(Dataset excerpts)
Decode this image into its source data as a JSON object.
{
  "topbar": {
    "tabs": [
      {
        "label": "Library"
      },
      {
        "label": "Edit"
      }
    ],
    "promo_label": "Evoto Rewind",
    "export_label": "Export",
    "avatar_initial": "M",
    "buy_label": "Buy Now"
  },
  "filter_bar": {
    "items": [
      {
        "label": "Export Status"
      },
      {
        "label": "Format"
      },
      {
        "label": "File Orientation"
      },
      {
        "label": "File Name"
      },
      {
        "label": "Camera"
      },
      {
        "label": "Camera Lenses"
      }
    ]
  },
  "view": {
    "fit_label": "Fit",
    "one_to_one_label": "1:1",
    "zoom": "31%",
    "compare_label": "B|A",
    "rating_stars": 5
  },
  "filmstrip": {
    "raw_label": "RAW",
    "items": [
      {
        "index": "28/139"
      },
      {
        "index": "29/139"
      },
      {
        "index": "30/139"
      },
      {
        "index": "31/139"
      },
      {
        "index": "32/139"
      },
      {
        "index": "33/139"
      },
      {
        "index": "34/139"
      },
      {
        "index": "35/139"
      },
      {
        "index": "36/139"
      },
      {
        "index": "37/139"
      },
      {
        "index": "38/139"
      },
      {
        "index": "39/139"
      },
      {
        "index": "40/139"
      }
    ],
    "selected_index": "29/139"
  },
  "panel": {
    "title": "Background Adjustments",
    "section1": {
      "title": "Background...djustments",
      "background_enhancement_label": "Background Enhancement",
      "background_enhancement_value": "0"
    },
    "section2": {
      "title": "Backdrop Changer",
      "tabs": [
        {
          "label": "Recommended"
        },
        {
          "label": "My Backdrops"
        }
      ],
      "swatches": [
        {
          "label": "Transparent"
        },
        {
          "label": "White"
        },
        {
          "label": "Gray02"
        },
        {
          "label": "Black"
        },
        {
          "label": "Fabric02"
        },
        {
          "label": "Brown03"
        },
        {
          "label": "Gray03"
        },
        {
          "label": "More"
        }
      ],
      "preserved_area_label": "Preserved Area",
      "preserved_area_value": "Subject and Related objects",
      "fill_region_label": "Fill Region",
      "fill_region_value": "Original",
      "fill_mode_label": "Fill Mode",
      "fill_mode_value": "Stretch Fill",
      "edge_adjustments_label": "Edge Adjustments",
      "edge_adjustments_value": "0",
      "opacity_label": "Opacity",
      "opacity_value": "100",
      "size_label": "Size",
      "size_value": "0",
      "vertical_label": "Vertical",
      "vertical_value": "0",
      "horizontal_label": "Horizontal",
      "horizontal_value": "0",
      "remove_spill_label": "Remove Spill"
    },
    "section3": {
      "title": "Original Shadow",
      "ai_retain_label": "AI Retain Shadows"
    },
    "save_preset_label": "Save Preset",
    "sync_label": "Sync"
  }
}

**Problem to work on**
Reproduce every line above without error.

**Task result**
Decode this image into its source data as a JSON object.
{
  "topbar": {
    "tabs": [
      {
        "label": "Library"
      },
      {
        "label": "Edit"
      }
    ],
    "promo_label": "Evoto Rewind",
    "export_label": "Export",
    "avatar_initial": "M",
    "buy_label": "Buy Now"
  },
  "filter_bar": {
    "items": [
      {
        "label": "Export Status"
      },
      {
        "label": "Format"
      },
      {
        "label": "File Orientation"
      },
      {
        "label": "File Name"
      },
      {
        "label": "Camera"
      },
      {
        "label": "Camera Lenses"
      }
    ]
  },
  "view": {
    "fit_label": "Fit",
    "one_to_one_label": "1:1",
    "zoom": "31%",
    "compare_label": "B|A",
    "rating_stars": 5
  },
  "filmstrip": {
    "raw_label": "RAW",
    "items": [
      {
        "index": "28/139"
      },
      {
        "index": "29/139"
      },
      {
        "index": "30/139"
      },
      {
        "index": "31/139"
      },
      {
        "index": "32/139"
      },
      {
        "index": "33/139"
      },
      {
        "index": "34/139"
      },
      {
        "index": "35/139"
      },
      {
        "index": "36/139"
      },
      {
        "index": "37/139"
      },
      {
        "index": "38/139"
      },
      {
        "index": "39/139"
      },
      {
        "index": "40/139"
      }
    ],
    "selected_index": "29/139"
  },
  "panel": {
    "title": "Background Adjustments",
    "section1": {
      "title": "Background...djustments",
      "background_enhancement_label": "Background Enhancement",
      "background_enhancement_value": "0"
    },
    "section2": {
      "title": "Backdrop Changer",
      "tabs": [
        {
          "label": "Recommended"
        },
        {
          "label": "My Backdrops"
        }
      ],
      "swatches": [
        {
          "label": "Transparent"
        },
        {
          "label": "White"
        },
        {
          "label": "Gray02"
        },
        {
          "label": "Black"
        },
        {
          "label": "Fabric02"
        },
        {
          "label": "Brown03"
        },
        {
          "label": "Gray03"
        },
        {
          "label": "More"
        }
      ],
      "preserved_area_label": "Preserved Area",
      "preserved_area_value": "Subject and Related objects",
      "fill_region_label": "Fill Region",
      "fill_region_value": "Original",
      "fill_mode_label": "Fill Mode",
      "fill_mode_value": "Stretch Fill",
      "edge_adjustments_label": "Edge Adjustments",
      "edge_adjustments_value": "0",
      "opacity_label": "Opacity",
      "opacity_value": "100",
      "size_label": "Size",
      "size_value": "0",
      "vertical_label": "Vertical",
      "vertical_value": "0",
      "horizontal_label": "Horizontal",
      "horizontal_value": "0",
      "remove_spill_label": "Remove Spill"
    },
    "section3": {
      "title": "Original Shadow",
      "ai_retain_label": "AI Retain Shadows"
    },
    "save_preset_label": "Save Preset",
    "sync_label": "Sync"
  }
}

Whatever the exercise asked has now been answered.